━━ EXTRACTED MATERIAL ━━

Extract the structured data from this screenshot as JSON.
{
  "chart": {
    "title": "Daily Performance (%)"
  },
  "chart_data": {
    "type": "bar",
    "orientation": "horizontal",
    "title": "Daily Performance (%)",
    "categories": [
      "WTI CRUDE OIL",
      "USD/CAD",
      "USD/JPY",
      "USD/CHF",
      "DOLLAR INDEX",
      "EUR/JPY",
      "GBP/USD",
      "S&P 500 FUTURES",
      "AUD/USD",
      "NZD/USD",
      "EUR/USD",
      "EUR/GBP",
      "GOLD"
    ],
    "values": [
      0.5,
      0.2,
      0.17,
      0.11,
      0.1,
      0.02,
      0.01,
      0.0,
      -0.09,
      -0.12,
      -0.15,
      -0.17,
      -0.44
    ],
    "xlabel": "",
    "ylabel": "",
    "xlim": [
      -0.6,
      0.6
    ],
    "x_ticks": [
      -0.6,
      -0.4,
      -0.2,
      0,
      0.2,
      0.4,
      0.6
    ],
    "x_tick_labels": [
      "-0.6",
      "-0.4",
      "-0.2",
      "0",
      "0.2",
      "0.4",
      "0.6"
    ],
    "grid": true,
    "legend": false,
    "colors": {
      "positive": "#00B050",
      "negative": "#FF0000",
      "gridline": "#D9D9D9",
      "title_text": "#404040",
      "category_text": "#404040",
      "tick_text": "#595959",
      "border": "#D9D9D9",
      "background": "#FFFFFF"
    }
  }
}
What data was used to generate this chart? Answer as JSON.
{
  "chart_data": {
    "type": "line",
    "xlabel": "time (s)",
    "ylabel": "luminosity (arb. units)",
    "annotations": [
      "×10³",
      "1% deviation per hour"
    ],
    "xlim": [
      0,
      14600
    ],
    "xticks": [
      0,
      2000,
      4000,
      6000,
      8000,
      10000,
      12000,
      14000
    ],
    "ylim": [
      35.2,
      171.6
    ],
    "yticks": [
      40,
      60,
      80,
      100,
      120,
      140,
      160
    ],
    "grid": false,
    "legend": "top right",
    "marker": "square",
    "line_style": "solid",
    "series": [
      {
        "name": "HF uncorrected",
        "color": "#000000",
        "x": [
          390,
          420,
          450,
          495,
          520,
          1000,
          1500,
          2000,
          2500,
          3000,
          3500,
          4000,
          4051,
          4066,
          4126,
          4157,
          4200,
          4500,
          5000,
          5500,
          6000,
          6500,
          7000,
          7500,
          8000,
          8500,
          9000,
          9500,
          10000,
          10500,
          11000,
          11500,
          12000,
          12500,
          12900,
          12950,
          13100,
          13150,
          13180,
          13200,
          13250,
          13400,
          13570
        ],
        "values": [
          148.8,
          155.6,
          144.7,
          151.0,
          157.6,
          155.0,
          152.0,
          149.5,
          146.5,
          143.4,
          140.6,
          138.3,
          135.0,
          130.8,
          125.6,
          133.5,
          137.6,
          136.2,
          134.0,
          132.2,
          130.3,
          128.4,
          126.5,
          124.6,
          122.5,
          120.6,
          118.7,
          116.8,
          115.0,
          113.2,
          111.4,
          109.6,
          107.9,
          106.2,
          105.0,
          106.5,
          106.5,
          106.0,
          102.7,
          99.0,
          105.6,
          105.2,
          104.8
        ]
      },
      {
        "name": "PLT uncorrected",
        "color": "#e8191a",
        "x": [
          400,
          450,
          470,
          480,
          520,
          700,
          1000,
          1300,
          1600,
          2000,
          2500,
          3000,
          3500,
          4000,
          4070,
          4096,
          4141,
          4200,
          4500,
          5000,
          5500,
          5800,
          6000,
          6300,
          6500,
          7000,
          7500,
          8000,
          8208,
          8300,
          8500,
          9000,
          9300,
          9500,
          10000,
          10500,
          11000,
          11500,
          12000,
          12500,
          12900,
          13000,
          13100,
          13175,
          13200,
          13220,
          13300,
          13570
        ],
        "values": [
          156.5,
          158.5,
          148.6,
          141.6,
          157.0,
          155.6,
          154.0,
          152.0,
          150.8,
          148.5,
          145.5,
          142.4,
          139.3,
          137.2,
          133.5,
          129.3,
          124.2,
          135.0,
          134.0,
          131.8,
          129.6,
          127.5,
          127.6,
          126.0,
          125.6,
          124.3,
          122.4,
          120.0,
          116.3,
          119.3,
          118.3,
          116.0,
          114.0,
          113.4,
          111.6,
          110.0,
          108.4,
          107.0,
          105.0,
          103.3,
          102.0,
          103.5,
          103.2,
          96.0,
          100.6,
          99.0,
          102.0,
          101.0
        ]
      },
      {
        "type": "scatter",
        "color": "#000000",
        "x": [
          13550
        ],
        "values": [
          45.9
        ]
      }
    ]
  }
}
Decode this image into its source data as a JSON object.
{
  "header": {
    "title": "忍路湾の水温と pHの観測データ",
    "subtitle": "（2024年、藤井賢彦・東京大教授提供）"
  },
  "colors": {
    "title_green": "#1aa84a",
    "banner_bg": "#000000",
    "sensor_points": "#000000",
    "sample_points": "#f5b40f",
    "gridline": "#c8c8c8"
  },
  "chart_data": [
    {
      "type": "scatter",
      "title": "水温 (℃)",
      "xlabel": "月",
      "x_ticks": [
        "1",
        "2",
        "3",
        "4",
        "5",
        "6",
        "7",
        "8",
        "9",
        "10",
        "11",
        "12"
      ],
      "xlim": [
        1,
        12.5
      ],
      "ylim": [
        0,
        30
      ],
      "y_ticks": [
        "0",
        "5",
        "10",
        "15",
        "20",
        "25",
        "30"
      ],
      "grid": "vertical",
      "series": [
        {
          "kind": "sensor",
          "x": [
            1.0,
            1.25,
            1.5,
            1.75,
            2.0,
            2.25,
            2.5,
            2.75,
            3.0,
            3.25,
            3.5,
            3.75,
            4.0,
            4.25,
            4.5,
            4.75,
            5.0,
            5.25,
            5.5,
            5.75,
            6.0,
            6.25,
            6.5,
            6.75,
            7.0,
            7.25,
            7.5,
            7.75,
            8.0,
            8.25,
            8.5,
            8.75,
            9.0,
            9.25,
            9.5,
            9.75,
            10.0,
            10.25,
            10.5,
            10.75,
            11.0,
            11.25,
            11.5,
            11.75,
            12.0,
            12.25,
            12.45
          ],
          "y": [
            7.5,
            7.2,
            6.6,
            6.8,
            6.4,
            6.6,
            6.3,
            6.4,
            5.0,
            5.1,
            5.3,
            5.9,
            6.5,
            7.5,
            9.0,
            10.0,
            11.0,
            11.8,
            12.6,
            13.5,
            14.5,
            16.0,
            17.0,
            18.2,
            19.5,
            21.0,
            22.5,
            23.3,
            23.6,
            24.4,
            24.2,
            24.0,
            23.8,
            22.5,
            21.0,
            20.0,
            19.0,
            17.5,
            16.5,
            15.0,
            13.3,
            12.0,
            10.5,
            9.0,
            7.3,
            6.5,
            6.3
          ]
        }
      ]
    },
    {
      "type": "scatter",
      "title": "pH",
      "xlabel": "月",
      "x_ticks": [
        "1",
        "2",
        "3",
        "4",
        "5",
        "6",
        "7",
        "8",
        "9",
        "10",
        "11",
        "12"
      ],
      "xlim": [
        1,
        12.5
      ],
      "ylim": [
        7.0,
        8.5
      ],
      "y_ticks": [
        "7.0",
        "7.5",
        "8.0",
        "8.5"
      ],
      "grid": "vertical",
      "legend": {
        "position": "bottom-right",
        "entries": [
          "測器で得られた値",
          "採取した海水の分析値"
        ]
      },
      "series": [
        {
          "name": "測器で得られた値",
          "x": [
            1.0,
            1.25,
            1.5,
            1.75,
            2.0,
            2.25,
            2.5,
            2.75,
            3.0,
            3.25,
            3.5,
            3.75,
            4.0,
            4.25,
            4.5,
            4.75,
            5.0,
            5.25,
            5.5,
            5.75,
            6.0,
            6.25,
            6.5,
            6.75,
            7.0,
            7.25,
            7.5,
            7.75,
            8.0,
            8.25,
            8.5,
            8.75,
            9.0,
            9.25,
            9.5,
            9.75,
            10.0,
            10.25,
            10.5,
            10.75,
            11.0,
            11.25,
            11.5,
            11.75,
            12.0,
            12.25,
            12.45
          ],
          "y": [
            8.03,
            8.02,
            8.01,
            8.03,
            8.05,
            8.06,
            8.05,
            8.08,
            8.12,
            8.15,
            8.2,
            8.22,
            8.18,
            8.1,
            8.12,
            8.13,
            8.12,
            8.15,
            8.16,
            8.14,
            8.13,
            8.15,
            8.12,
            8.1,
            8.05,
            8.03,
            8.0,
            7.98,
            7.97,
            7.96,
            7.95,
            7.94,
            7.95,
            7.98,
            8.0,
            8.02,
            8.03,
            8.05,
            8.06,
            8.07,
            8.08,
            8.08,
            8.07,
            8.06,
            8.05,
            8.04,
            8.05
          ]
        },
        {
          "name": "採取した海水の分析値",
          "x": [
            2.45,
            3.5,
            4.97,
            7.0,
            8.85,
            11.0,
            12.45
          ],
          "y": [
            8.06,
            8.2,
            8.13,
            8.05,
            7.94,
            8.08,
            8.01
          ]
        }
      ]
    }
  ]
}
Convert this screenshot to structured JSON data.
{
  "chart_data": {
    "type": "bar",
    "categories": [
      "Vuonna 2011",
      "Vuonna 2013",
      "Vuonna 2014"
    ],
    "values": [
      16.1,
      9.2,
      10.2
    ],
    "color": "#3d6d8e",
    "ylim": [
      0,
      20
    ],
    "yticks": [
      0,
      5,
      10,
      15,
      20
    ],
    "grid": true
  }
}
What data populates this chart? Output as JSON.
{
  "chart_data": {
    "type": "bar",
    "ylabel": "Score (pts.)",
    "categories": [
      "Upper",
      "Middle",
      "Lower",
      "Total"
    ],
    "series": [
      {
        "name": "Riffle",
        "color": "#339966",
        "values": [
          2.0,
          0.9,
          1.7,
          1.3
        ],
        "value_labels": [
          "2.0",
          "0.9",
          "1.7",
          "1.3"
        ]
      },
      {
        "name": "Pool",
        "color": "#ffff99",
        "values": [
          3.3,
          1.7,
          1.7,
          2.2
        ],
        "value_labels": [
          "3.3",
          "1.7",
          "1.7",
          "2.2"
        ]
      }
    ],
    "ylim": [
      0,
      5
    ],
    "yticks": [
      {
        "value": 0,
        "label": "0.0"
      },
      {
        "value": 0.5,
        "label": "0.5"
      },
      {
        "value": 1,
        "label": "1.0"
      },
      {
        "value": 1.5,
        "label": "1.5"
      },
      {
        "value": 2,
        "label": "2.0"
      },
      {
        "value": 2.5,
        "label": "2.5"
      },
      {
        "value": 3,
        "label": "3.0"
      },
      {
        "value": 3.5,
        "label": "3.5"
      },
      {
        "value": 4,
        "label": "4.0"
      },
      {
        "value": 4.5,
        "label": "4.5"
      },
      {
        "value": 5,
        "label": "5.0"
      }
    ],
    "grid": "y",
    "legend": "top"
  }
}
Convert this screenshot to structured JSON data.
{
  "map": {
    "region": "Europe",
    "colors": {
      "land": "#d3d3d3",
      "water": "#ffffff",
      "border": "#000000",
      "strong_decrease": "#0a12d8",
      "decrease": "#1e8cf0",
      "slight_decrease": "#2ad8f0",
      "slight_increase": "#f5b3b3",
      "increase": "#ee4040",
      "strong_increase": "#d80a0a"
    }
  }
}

━━━

Copy each line of the listing that holds the word "uncorrected".

**SOLUTION FOR THIS PROBLEM**
        "name": "HF uncorrected",
        "name": "PLT uncorrected",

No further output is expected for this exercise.